Short problem:
Any picture among the records should be left out, please; retype the rest exactly.

Entries supplied:
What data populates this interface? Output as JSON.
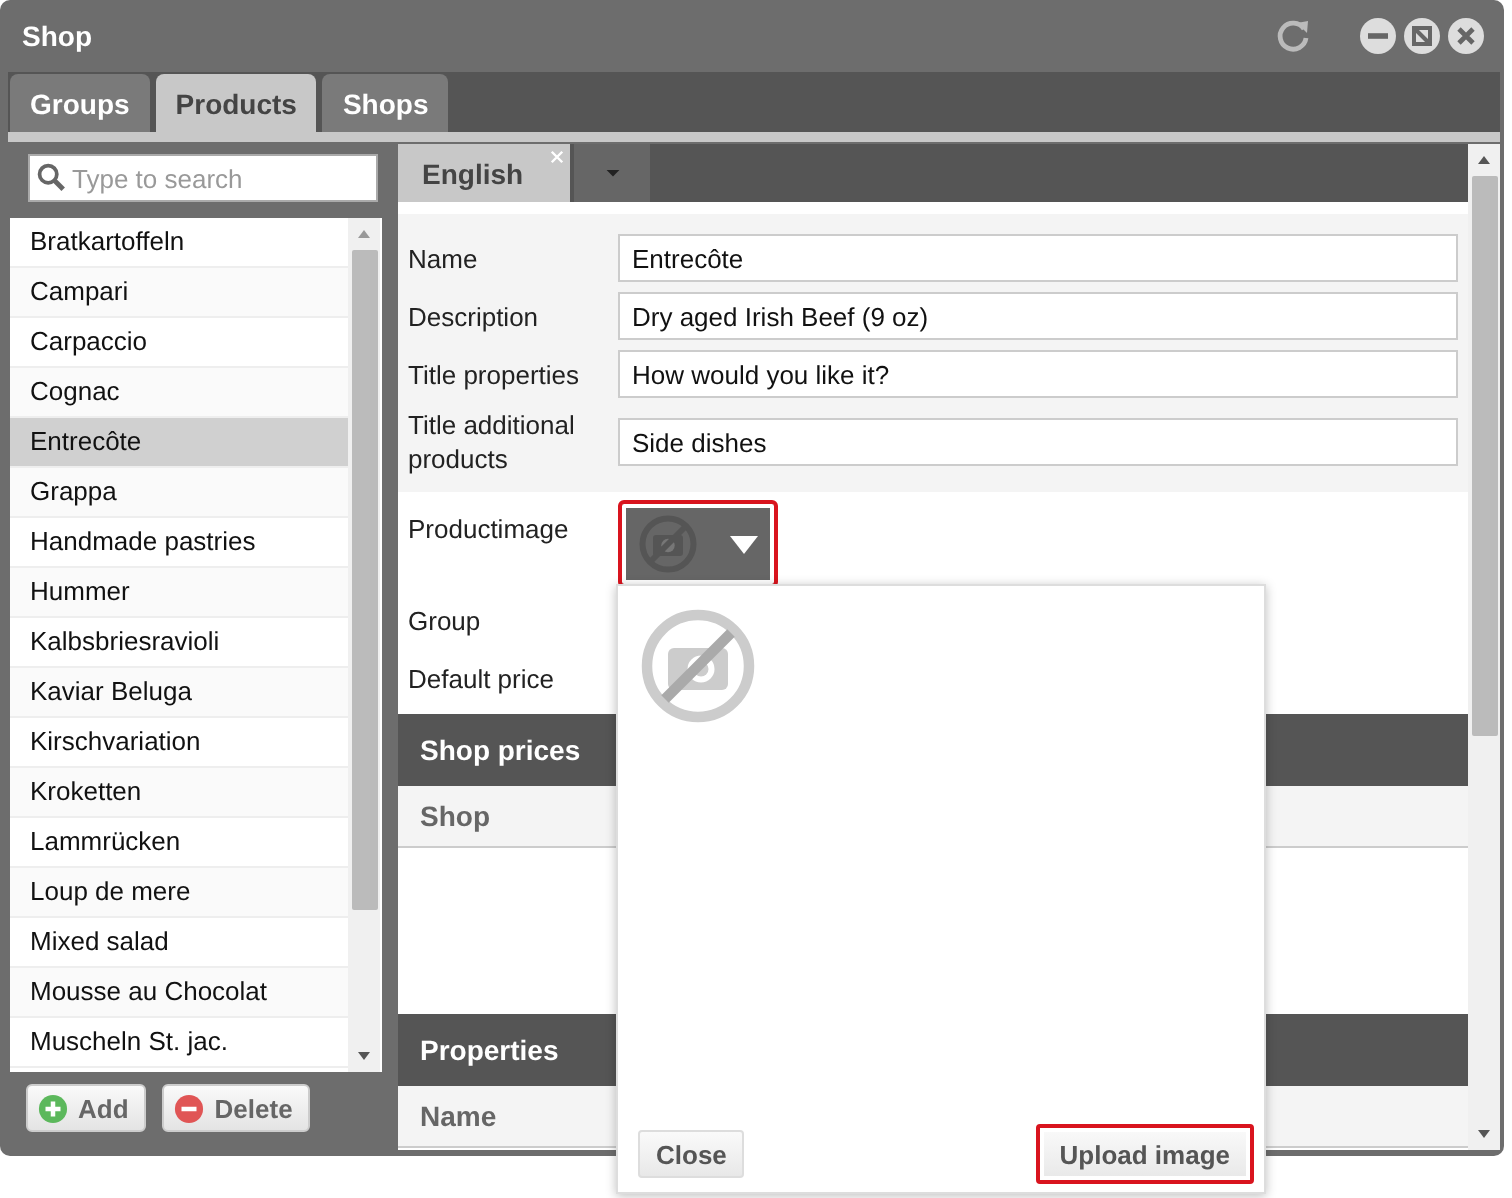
{
  "window": {
    "title": "Shop"
  },
  "tabs": [
    {
      "label": "Groups",
      "selected": false
    },
    {
      "label": "Products",
      "selected": true
    },
    {
      "label": "Shops",
      "selected": false
    }
  ],
  "search": {
    "placeholder": "Type to search"
  },
  "products": [
    {
      "name": "Bratkartoffeln",
      "selected": false
    },
    {
      "name": "Campari",
      "selected": false
    },
    {
      "name": "Carpaccio",
      "selected": false
    },
    {
      "name": "Cognac",
      "selected": false
    },
    {
      "name": "Entrecôte",
      "selected": true
    },
    {
      "name": "Grappa",
      "selected": false
    },
    {
      "name": "Handmade pastries",
      "selected": false
    },
    {
      "name": "Hummer",
      "selected": false
    },
    {
      "name": "Kalbsbriesravioli",
      "selected": false
    },
    {
      "name": "Kaviar Beluga",
      "selected": false
    },
    {
      "name": "Kirschvariation",
      "selected": false
    },
    {
      "name": "Kroketten",
      "selected": false
    },
    {
      "name": "Lammrücken",
      "selected": false
    },
    {
      "name": "Loup de mere",
      "selected": false
    },
    {
      "name": "Mixed salad",
      "selected": false
    },
    {
      "name": "Mousse au Chocolat",
      "selected": false
    },
    {
      "name": "Muscheln St. jac.",
      "selected": false
    }
  ],
  "list_buttons": [
    {
      "label": "Add",
      "kind": "add"
    },
    {
      "label": "Delete",
      "kind": "delete"
    }
  ],
  "language_tabs": [
    {
      "label": "English",
      "selected": true
    }
  ],
  "form": {
    "fields": [
      {
        "label": "Name",
        "value": "Entrecôte"
      },
      {
        "label": "Description",
        "value": "Dry aged Irish Beef (9 oz)"
      },
      {
        "label": "Title properties",
        "value": "How would you like it?"
      },
      {
        "label": "Title additional products",
        "value": "Side dishes"
      }
    ],
    "product_image": {
      "label": "Productimage",
      "highlighted": true
    },
    "other_labels": [
      "Group",
      "Default price"
    ]
  },
  "sections": [
    {
      "title": "Shop prices",
      "column": "Shop"
    },
    {
      "title": "Properties",
      "column": "Name"
    }
  ],
  "image_popup": {
    "buttons": [
      {
        "label": "Close",
        "highlighted": false
      },
      {
        "label": "Upload image",
        "highlighted": true
      }
    ]
  }
}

Result of this exercise:
What data populates this interface? Output as JSON.
{
  "window": {
    "title": "Shop"
  },
  "tabs": [
    {
      "label": "Groups",
      "selected": false
    },
    {
      "label": "Products",
      "selected": true
    },
    {
      "label": "Shops",
      "selected": false
    }
  ],
  "search": {
    "placeholder": "Type to search"
  },
  "products": [
    {
      "name": "Bratkartoffeln",
      "selected": false
    },
    {
      "name": "Campari",
      "selected": false
    },
    {
      "name": "Carpaccio",
      "selected": false
    },
    {
      "name": "Cognac",
      "selected": false
    },
    {
      "name": "Entrecôte",
      "selected": true
    },
    {
      "name": "Grappa",
      "selected": false
    },
    {
      "name": "Handmade pastries",
      "selected": false
    },
    {
      "name": "Hummer",
      "selected": false
    },
    {
      "name": "Kalbsbriesravioli",
      "selected": false
    },
    {
      "name": "Kaviar Beluga",
      "selected": false
    },
    {
      "name": "Kirschvariation",
      "selected": false
    },
    {
      "name": "Kroketten",
      "selected": false
    },
    {
      "name": "Lammrücken",
      "selected": false
    },
    {
      "name": "Loup de mere",
      "selected": false
    },
    {
      "name": "Mixed salad",
      "selected": false
    },
    {
      "name": "Mousse au Chocolat",
      "selected": false
    },
    {
      "name": "Muscheln St. jac.",
      "selected": false
    }
  ],
  "list_buttons": [
    {
      "label": "Add",
      "kind": "add"
    },
    {
      "label": "Delete",
      "kind": "delete"
    }
  ],
  "language_tabs": [
    {
      "label": "English",
      "selected": true
    }
  ],
  "form": {
    "fields": [
      {
        "label": "Name",
        "value": "Entrecôte"
      },
      {
        "label": "Description",
        "value": "Dry aged Irish Beef (9 oz)"
      },
      {
        "label": "Title properties",
        "value": "How would you like it?"
      },
      {
        "label": "Title additional products",
        "value": "Side dishes"
      }
    ],
    "product_image": {
      "label": "Productimage",
      "highlighted": true
    },
    "other_labels": [
      "Group",
      "Default price"
    ]
  },
  "sections": [
    {
      "title": "Shop prices",
      "column": "Shop"
    },
    {
      "title": "Properties",
      "column": "Name"
    }
  ],
  "image_popup": {
    "buttons": [
      {
        "label": "Close",
        "highlighted": false
      },
      {
        "label": "Upload image",
        "highlighted": true
      }
    ]
  }
}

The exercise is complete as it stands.